━━━━━ INPUT FOR THIS TASK ━━━━━
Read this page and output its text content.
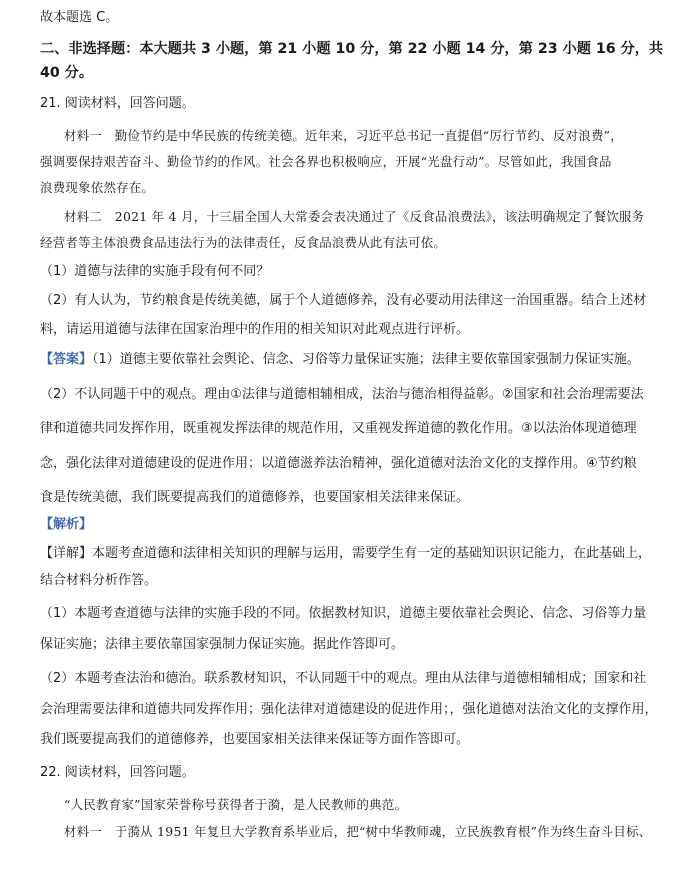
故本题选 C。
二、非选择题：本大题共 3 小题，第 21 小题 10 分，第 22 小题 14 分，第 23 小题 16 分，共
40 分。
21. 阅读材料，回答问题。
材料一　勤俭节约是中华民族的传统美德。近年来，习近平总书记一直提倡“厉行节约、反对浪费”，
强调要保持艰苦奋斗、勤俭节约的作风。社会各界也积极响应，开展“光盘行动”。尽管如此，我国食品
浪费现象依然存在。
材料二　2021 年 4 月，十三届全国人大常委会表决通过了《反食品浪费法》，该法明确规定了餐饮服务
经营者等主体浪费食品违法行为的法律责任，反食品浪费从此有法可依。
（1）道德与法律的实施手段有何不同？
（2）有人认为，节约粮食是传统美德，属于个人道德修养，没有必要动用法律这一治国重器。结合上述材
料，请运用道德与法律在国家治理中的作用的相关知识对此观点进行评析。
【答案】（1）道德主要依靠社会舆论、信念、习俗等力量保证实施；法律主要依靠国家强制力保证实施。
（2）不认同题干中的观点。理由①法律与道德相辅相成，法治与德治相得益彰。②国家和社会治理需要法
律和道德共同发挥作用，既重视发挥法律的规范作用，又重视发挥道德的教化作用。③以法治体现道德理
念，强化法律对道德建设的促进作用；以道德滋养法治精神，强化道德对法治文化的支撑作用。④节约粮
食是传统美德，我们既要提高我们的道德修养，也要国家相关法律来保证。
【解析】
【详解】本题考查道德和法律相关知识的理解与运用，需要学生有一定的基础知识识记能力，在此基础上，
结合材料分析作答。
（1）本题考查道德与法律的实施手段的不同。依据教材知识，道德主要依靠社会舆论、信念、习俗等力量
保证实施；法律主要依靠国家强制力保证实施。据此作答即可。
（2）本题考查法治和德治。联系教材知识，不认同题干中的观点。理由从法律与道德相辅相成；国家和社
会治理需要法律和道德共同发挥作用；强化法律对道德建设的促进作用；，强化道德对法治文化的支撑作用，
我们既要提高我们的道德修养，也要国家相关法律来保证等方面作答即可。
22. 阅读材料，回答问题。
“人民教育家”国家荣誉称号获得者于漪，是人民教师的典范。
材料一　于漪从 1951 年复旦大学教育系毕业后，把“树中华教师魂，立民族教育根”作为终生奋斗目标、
━━━━━
▸ WRITTEN INSTRUCTION
Select every line of the material above holding the word "强化法律对道德建设的促进作用" and copy it.

▸ CORRECT ANSWER
念，强化法律对道德建设的促进作用；以道德滋养法治精神，强化道德对法治文化的支撑作用。④节约粮
会治理需要法律和道德共同发挥作用；强化法律对道德建设的促进作用；，强化道德对法治文化的支撑作用，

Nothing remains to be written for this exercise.